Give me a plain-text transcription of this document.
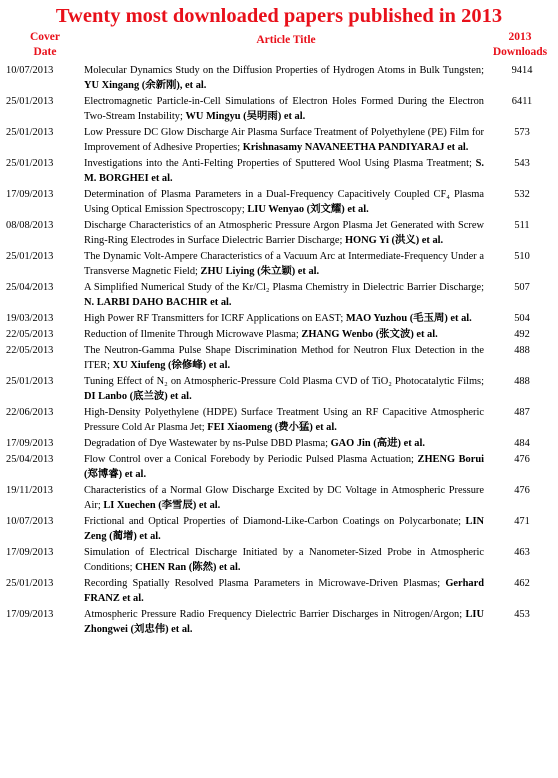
Twenty most downloaded papers published in 2013
Cover
Date
Article Title	2013
Downloads
10/07/2013	Molecular Dynamics Study on the Diffusion Properties of Hydrogen Atoms in Bulk Tungsten; YU Xingang (余新刚), et al.	9414
25/01/2013	Electromagnetic Particle-in-Cell Simulations of Electron Holes Formed During the Electron Two-Stream Instability; WU Mingyu (吴明雨) et al.	6411
25/01/2013	Low Pressure DC Glow Discharge Air Plasma Surface Treatment of Polyethylene (PE) Film for Improvement of Adhesive Properties; Krishnasamy NAVANEETHA PANDIYARAJ et al.	573
25/01/2013	Investigations into the Anti-Felting Properties of Sputtered Wool Using Plasma Treatment; S. M. BORGHEI et al.	543
17/09/2013	Determination of Plasma Parameters in a Dual-Frequency Capacitively Coupled CF₄ Plasma Using Optical Emission Spectroscopy; LIU Wenyao (刘文耀) et al.	532
08/08/2013	Discharge Characteristics of an Atmospheric Pressure Argon Plasma Jet Generated with Screw Ring-Ring Electrodes in Surface Dielectric Barrier Discharge; HONG Yi (洪义) et al.	511
25/01/2013	The Dynamic Volt-Ampere Characteristics of a Vacuum Arc at Intermediate-Frequency Under a Transverse Magnetic Field; ZHU Liying (朱立颖) et al.	510
25/04/2013	A Simplified Numerical Study of the Kr/Cl₂ Plasma Chemistry in Dielectric Barrier Discharge; N. LARBI DAHO BACHIR et al.	507
19/03/2013	High Power RF Transmitters for ICRF Applications on EAST; MAO Yuzhou (毛玉周) et al.	504
22/05/2013	Reduction of Ilmenite Through Microwave Plasma; ZHANG Wenbo (张文波) et al.	492
22/05/2013	The Neutron-Gamma Pulse Shape Discrimination Method for Neutron Flux Detection in the ITER; XU Xiufeng (徐修峰) et al.	488
25/01/2013	Tuning Effect of N₂ on Atmospheric-Pressure Cold Plasma CVD of TiO₂ Photocatalytic Films; DI Lanbo (底兰波) et al.	488
22/06/2013	High-Density Polyethylene (HDPE) Surface Treatment Using an RF Capacitive Atmospheric Pressure Cold Ar Plasma Jet; FEI Xiaomeng (费小猛) et al.	487
17/09/2013	Degradation of Dye Wastewater by ns-Pulse DBD Plasma; GAO Jin (高进) et al.	484
25/04/2013	Flow Control over a Conical Forebody by Periodic Pulsed Plasma Actuation; ZHENG Borui (郑博睿) et al.	476
19/11/2013	Characteristics of a Normal Glow Discharge Excited by DC Voltage in Atmospheric Pressure Air; LI Xuechen (李雪辰) et al.	476
10/07/2013	Frictional and Optical Properties of Diamond-Like-Carbon Coatings on Polycarbonate; LIN Zeng (蔺增) et al.	471
17/09/2013	Simulation of Electrical Discharge Initiated by a Nanometer-Sized Probe in Atmospheric Conditions; CHEN Ran (陈然) et al.	463
25/01/2013	Recording Spatially Resolved Plasma Parameters in Microwave-Driven Plasmas; Gerhard FRANZ et al.	462
17/09/2013	Atmospheric Pressure Radio Frequency Dielectric Barrier Discharges in Nitrogen/Argon; LIU Zhongwei (刘忠伟) et al.	453
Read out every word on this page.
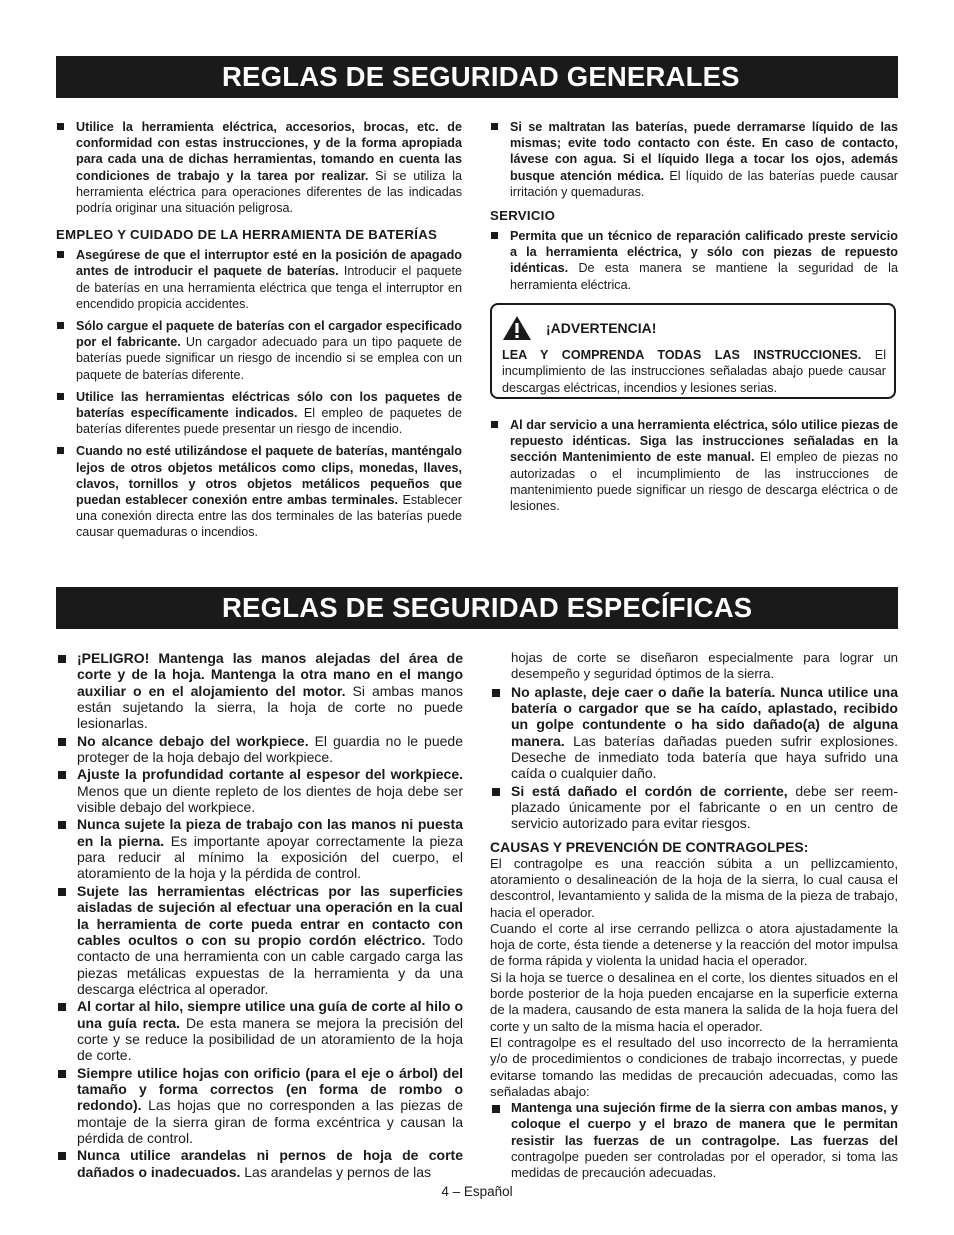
REGLAS DE SEGURIDAD GENERALES
Utilice la herramienta eléctrica, accesorios, brocas, etc. de conformidad con estas instrucciones, y de la forma apropiada para cada una de dichas herramientas, tomando en cuenta las condiciones de trabajo y la tarea por realizar. Si se utiliza la herramienta eléctrica para operaciones diferentes de las indicadas podría originar una situación peligrosa.
EMPLEO Y CUIDADO DE LA HERRAMIENTA DE BATERÍAS
Asegúrese de que el interruptor esté en la posición de apagado antes de introducir el paquete de baterías. Introducir el paquete de baterías en una herramienta eléctrica que tenga el interruptor en encendido propicia accidentes.
Sólo cargue el paquete de baterías con el cargador especificado por el fabricante. Un cargador adecuado para un tipo paquete de baterías puede significar un riesgo de incendio si se emplea con un paquete de baterías diferente.
Utilice las herramientas eléctricas sólo con los paquetes de baterías específicamente indicados. El empleo de paquetes de baterías diferentes puede presentar un riesgo de incendio.
Cuando no esté utilizándose el paquete de baterías, manténgalo lejos de otros objetos metálicos como clips, monedas, llaves, clavos, tornillos y otros objetos metálicos pequeños que puedan establecer conexión entre ambas terminales. Establecer una conexión directa entre las dos terminales de las baterías puede causar quemaduras o incendios.
Si se maltratan las baterías, puede derramarse líquido de las mismas; evite todo contacto con éste. En caso de contacto, lávese con agua. Si el líquido llega a tocar los ojos, además busque atención médica. El líquido de las baterías puede causar irritación y quemaduras.
SERVICIO
Permita que un técnico de reparación calificado preste servicio a la herramienta eléctrica, y sólo con piezas de repuesto idénticas. De esta manera se mantiene la seguridad de la herramienta eléctrica.
¡ADVERTENCIA!
LEA Y COMPRENDA TODAS LAS INSTRUCCIONES. El incumplimiento de las instrucciones señaladas abajo puede causar descargas eléctricas, incendios y lesiones serias.
Al dar servicio a una herramienta eléctrica, sólo utilice piezas de repuesto idénticas. Siga las instrucciones señaladas en la sección Mantenimiento de este manual. El empleo de piezas no autorizadas o el incumplimiento de las instrucciones de mantenimiento puede significar un riesgo de descarga eléctrica o de lesiones.
REGLAS DE SEGURIDAD ESPECÍFICAS
¡PELIGRO! Mantenga las manos alejadas del área de corte y de la hoja. Mantenga la otra mano en el mango auxiliar o en el alojamiento del motor. Si ambas manos están sujetando la sierra, la hoja de corte no puede lesionarlas.
No alcance debajo del workpiece. El guardia no le puede proteger de la hoja debajo del workpiece.
Ajuste la profundidad cortante al espesor del workpiece. Menos que un diente repleto de los dientes de hoja debe ser visible debajo del workpiece.
Nunca sujete la pieza de trabajo con las manos ni puesta en la pierna. Es importante apoyar correctamente la pieza para reducir al mínimo la exposición del cuerpo, el atoramiento de la hoja y la pérdida de control.
Sujete las herramientas eléctricas por las superficies aisladas de sujeción al efectuar una operación en la cual la herramienta de corte pueda entrar en contacto con cables ocultos o con su propio cordón eléctrico. Todo contacto de una herramienta con un cable cargado carga las piezas metálicas expuestas de la herramienta y da una descarga eléctrica al operador.
Al cortar al hilo, siempre utilice una guía de corte al hilo o una guía recta. De esta manera se mejora la precisión del corte y se reduce la posibilidad de un atoramiento de la hoja de corte.
Siempre utilice hojas con orificio (para el eje o árbol) del tamaño y forma correctos (en forma de rombo o redondo). Las hojas que no corresponden a las piezas de montaje de la sierra giran de forma excéntrica y causan la pérdida de control.
Nunca utilice arandelas ni pernos de hoja de corte dañados o inadecuados. Las arandelas y pernos de las

hojas de corte se diseñaron especialmente para lograr un desempeño y seguridad óptimos de la sierra.

No aplaste, deje caer o dañe la batería. Nunca utilice una batería o cargador que se ha caído, aplastado, recibido un golpe contundente o ha sido dañado(a) de alguna manera. Las baterías dañadas pueden sufrir explosiones. Deseche de inmediato toda batería que haya sufrido una caída o cualquier daño.
Si está dañado el cordón de corriente, debe ser reem-plazado únicamente por el fabricante o en un centro de servicio autorizado para evitar riesgos.
CAUSAS Y PREVENCIÓN DE CONTRAGOLPES:

El contragolpe es una reacción súbita a un pellizcamiento, atoramiento o desalineación de la hoja de la sierra, lo cual causa el descontrol, levantamiento y salida de la misma de la pieza de trabajo, hacia el operador.

Cuando el corte al irse cerrando pellizca o atora ajustadamente la hoja de corte, ésta tiende a detenerse y la reacción del motor impulsa de forma rápida y violenta la unidad hacia el operador.

Si la hoja se tuerce o desalinea en el corte, los dientes situados en el borde posterior de la hoja pueden encajarse en la superficie externa de la madera, causando de esta manera la salida de la hoja fuera del corte y un salto de la misma hacia el operador.

El contragolpe es el resultado del uso incorrecto de la herramienta y/o de procedimientos o condiciones de trabajo incorrectas, y puede evitarse tomando las medidas de precaución adecuadas, como las señaladas abajo:

Mantenga una sujeción firme de la sierra con ambas manos, y coloque el cuerpo y el brazo de manera que le permitan resistir las fuerzas de un contragolpe. Las fuerzas del contragolpe pueden ser controladas por el operador, si toma las medidas de precaución adecuadas.
4 – Español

REQUIRED TASK:
Say how many lines of the data include the string "workpiece". Nothing other than the number should be given.

RESPONSE TO THIS TASK:
2